Work to be completed:
Retype each line of the material exactly, please, skipping any picture in it.

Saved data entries
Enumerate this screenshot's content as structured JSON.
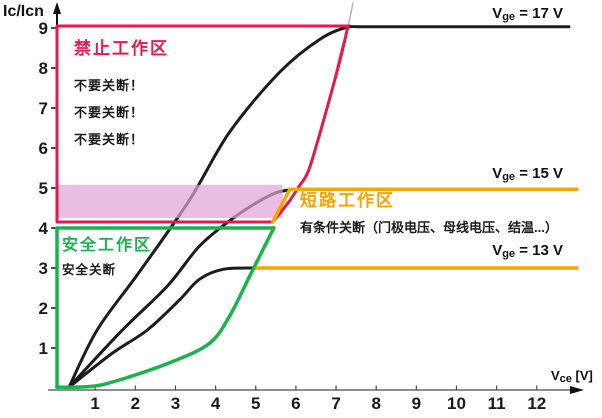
{
  "axes": {
    "y_label": "Ic/Icn",
    "x_unit_prefix": "V",
    "x_unit_sub": "ce",
    "x_unit_rest": " [V]"
  },
  "regions": {
    "forbidden": {
      "title": "禁止工作区",
      "warnings": [
        "不要关断！",
        "不要关断！",
        "不要关断！"
      ]
    },
    "safe": {
      "title": "安全工作区",
      "note": "安全关断"
    },
    "short_circuit": {
      "title": "短路工作区",
      "note": "有条件关断（门极电压、母线电压、结温...）"
    }
  },
  "vge_labels": [
    {
      "prefix": "V",
      "sub": "ge",
      "rest": " = 17 V"
    },
    {
      "prefix": "V",
      "sub": "ge",
      "rest": " = 15 V"
    },
    {
      "prefix": "V",
      "sub": "ge",
      "rest": " = 13 V"
    }
  ],
  "colors": {
    "red": "#e6194d",
    "green": "#1ab24e",
    "orange": "#f8a702",
    "orange_text": "#f6a400",
    "black_curve": "#1c1c1c",
    "axis": "#4a4a4a",
    "ghost": "#b5b5b5",
    "pink_fill": "rgba(222,162,214,0.7)",
    "tick_text": "#1a1a1a"
  },
  "chart_data": {
    "type": "line",
    "title": "IGBT safe operating area: Ic/Icn vs Vce",
    "xlabel": "Vce [V]",
    "ylabel": "Ic/Icn",
    "xlim": [
      0,
      13.1
    ],
    "ylim": [
      0,
      9.7
    ],
    "x_ticks": [
      1,
      2,
      3,
      4,
      5,
      6,
      7,
      8,
      9,
      10,
      11,
      12
    ],
    "y_ticks": [
      1,
      2,
      3,
      4,
      5,
      6,
      7,
      8,
      9
    ],
    "grid": false,
    "legend_position": "inline-right",
    "series": [
      {
        "name": "Vge = 17 V",
        "saturation_level": 9.0,
        "color_key": "black_curve",
        "width": 3,
        "points": [
          [
            0.35,
            0.02
          ],
          [
            1.05,
            1.45
          ],
          [
            2.1,
            2.9
          ],
          [
            3.35,
            4.7
          ],
          [
            4.35,
            6.4
          ],
          [
            5.6,
            7.9
          ],
          [
            6.6,
            8.72
          ],
          [
            7.3,
            9.02
          ],
          [
            7.9,
            9.03
          ],
          [
            12.8,
            9.03
          ]
        ]
      },
      {
        "name": "Vge = 15 V",
        "saturation_level": 5.0,
        "color_key": "black_curve",
        "width": 3,
        "points": [
          [
            0.35,
            0.02
          ],
          [
            1.65,
            1.42
          ],
          [
            2.8,
            2.55
          ],
          [
            3.6,
            3.55
          ],
          [
            4.4,
            4.22
          ],
          [
            5.0,
            4.62
          ],
          [
            5.5,
            4.88
          ],
          [
            5.95,
            4.97
          ]
        ]
      },
      {
        "name": "Vge = 13 V",
        "saturation_level": 3.0,
        "color_key": "black_curve",
        "width": 3,
        "points": [
          [
            0.35,
            0.02
          ],
          [
            1.4,
            0.85
          ],
          [
            2.3,
            1.45
          ],
          [
            3.1,
            2.2
          ],
          [
            3.6,
            2.72
          ],
          [
            4.2,
            2.97
          ],
          [
            5.05,
            3.0
          ]
        ]
      }
    ],
    "boundaries": {
      "forbidden_border": {
        "color_key": "red",
        "width": 3,
        "polyline": [
          [
            5.42,
            4.15
          ],
          [
            0.05,
            4.15
          ],
          [
            0.05,
            9.05
          ],
          [
            7.3,
            9.05
          ]
        ],
        "curve": [
          [
            5.42,
            4.15
          ],
          [
            5.8,
            4.62
          ],
          [
            6.05,
            5.0
          ],
          [
            6.3,
            5.4
          ],
          [
            6.55,
            6.2
          ],
          [
            6.9,
            7.45
          ],
          [
            7.1,
            8.2
          ],
          [
            7.3,
            9.05
          ]
        ]
      },
      "safe_border": {
        "color_key": "green",
        "width": 3.5,
        "polyline": [
          [
            5.45,
            4.0
          ],
          [
            0.05,
            4.0
          ],
          [
            0.05,
            0.02
          ]
        ],
        "curve": [
          [
            0.05,
            0.02
          ],
          [
            0.9,
            0.04
          ],
          [
            1.6,
            0.2
          ],
          [
            2.9,
            0.65
          ],
          [
            3.85,
            1.12
          ],
          [
            4.35,
            1.8
          ],
          [
            4.85,
            2.8
          ],
          [
            5.2,
            3.5
          ],
          [
            5.45,
            4.0
          ]
        ]
      },
      "short_circuit_lines": {
        "color_key": "orange",
        "width": 3.5,
        "diagonal": [
          [
            5.42,
            4.15
          ],
          [
            5.85,
            4.97
          ]
        ],
        "line_15v": [
          [
            5.85,
            4.97
          ],
          [
            13.0,
            4.97
          ]
        ],
        "line_13v": [
          [
            5.03,
            3.0
          ],
          [
            13.0,
            3.0
          ]
        ]
      }
    },
    "highlight_rect": {
      "x0": 0.08,
      "y0": 4.25,
      "x1": 5.67,
      "y1": 5.08
    },
    "ghost_stroke": [
      [
        6.25,
        5.3
      ],
      [
        6.6,
        6.3
      ],
      [
        6.9,
        7.5
      ],
      [
        7.1,
        8.35
      ],
      [
        7.3,
        9.05
      ],
      [
        7.42,
        9.62
      ]
    ]
  }
}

Exercise response:
Enumerate this screenshot's content as structured JSON.
{
  "axes": {
    "y_label": "Ic/Icn",
    "x_unit_prefix": "V",
    "x_unit_sub": "ce",
    "x_unit_rest": " [V]"
  },
  "regions": {
    "forbidden": {
      "title": "禁止工作区",
      "warnings": [
        "不要关断！",
        "不要关断！",
        "不要关断！"
      ]
    },
    "safe": {
      "title": "安全工作区",
      "note": "安全关断"
    },
    "short_circuit": {
      "title": "短路工作区",
      "note": "有条件关断（门极电压、母线电压、结温...）"
    }
  },
  "vge_labels": [
    {
      "prefix": "V",
      "sub": "ge",
      "rest": " = 17 V"
    },
    {
      "prefix": "V",
      "sub": "ge",
      "rest": " = 15 V"
    },
    {
      "prefix": "V",
      "sub": "ge",
      "rest": " = 13 V"
    }
  ],
  "colors": {
    "red": "#e6194d",
    "green": "#1ab24e",
    "orange": "#f8a702",
    "orange_text": "#f6a400",
    "black_curve": "#1c1c1c",
    "axis": "#4a4a4a",
    "ghost": "#b5b5b5",
    "pink_fill": "rgba(222,162,214,0.7)",
    "tick_text": "#1a1a1a"
  },
  "chart_data": {
    "type": "line",
    "title": "IGBT safe operating area: Ic/Icn vs Vce",
    "xlabel": "Vce [V]",
    "ylabel": "Ic/Icn",
    "xlim": [
      0,
      13.1
    ],
    "ylim": [
      0,
      9.7
    ],
    "x_ticks": [
      1,
      2,
      3,
      4,
      5,
      6,
      7,
      8,
      9,
      10,
      11,
      12
    ],
    "y_ticks": [
      1,
      2,
      3,
      4,
      5,
      6,
      7,
      8,
      9
    ],
    "grid": false,
    "legend_position": "inline-right",
    "series": [
      {
        "name": "Vge = 17 V",
        "saturation_level": 9.0,
        "color_key": "black_curve",
        "width": 3,
        "points": [
          [
            0.35,
            0.02
          ],
          [
            1.05,
            1.45
          ],
          [
            2.1,
            2.9
          ],
          [
            3.35,
            4.7
          ],
          [
            4.35,
            6.4
          ],
          [
            5.6,
            7.9
          ],
          [
            6.6,
            8.72
          ],
          [
            7.3,
            9.02
          ],
          [
            7.9,
            9.03
          ],
          [
            12.8,
            9.03
          ]
        ]
      },
      {
        "name": "Vge = 15 V",
        "saturation_level": 5.0,
        "color_key": "black_curve",
        "width": 3,
        "points": [
          [
            0.35,
            0.02
          ],
          [
            1.65,
            1.42
          ],
          [
            2.8,
            2.55
          ],
          [
            3.6,
            3.55
          ],
          [
            4.4,
            4.22
          ],
          [
            5.0,
            4.62
          ],
          [
            5.5,
            4.88
          ],
          [
            5.95,
            4.97
          ]
        ]
      },
      {
        "name": "Vge = 13 V",
        "saturation_level": 3.0,
        "color_key": "black_curve",
        "width": 3,
        "points": [
          [
            0.35,
            0.02
          ],
          [
            1.4,
            0.85
          ],
          [
            2.3,
            1.45
          ],
          [
            3.1,
            2.2
          ],
          [
            3.6,
            2.72
          ],
          [
            4.2,
            2.97
          ],
          [
            5.05,
            3.0
          ]
        ]
      }
    ],
    "boundaries": {
      "forbidden_border": {
        "color_key": "red",
        "width": 3,
        "polyline": [
          [
            5.42,
            4.15
          ],
          [
            0.05,
            4.15
          ],
          [
            0.05,
            9.05
          ],
          [
            7.3,
            9.05
          ]
        ],
        "curve": [
          [
            5.42,
            4.15
          ],
          [
            5.8,
            4.62
          ],
          [
            6.05,
            5.0
          ],
          [
            6.3,
            5.4
          ],
          [
            6.55,
            6.2
          ],
          [
            6.9,
            7.45
          ],
          [
            7.1,
            8.2
          ],
          [
            7.3,
            9.05
          ]
        ]
      },
      "safe_border": {
        "color_key": "green",
        "width": 3.5,
        "polyline": [
          [
            5.45,
            4.0
          ],
          [
            0.05,
            4.0
          ],
          [
            0.05,
            0.02
          ]
        ],
        "curve": [
          [
            0.05,
            0.02
          ],
          [
            0.9,
            0.04
          ],
          [
            1.6,
            0.2
          ],
          [
            2.9,
            0.65
          ],
          [
            3.85,
            1.12
          ],
          [
            4.35,
            1.8
          ],
          [
            4.85,
            2.8
          ],
          [
            5.2,
            3.5
          ],
          [
            5.45,
            4.0
          ]
        ]
      },
      "short_circuit_lines": {
        "color_key": "orange",
        "width": 3.5,
        "diagonal": [
          [
            5.42,
            4.15
          ],
          [
            5.85,
            4.97
          ]
        ],
        "line_15v": [
          [
            5.85,
            4.97
          ],
          [
            13.0,
            4.97
          ]
        ],
        "line_13v": [
          [
            5.03,
            3.0
          ],
          [
            13.0,
            3.0
          ]
        ]
      }
    },
    "highlight_rect": {
      "x0": 0.08,
      "y0": 4.25,
      "x1": 5.67,
      "y1": 5.08
    },
    "ghost_stroke": [
      [
        6.25,
        5.3
      ],
      [
        6.6,
        6.3
      ],
      [
        6.9,
        7.5
      ],
      [
        7.1,
        8.35
      ],
      [
        7.3,
        9.05
      ],
      [
        7.42,
        9.62
      ]
    ]
  }
}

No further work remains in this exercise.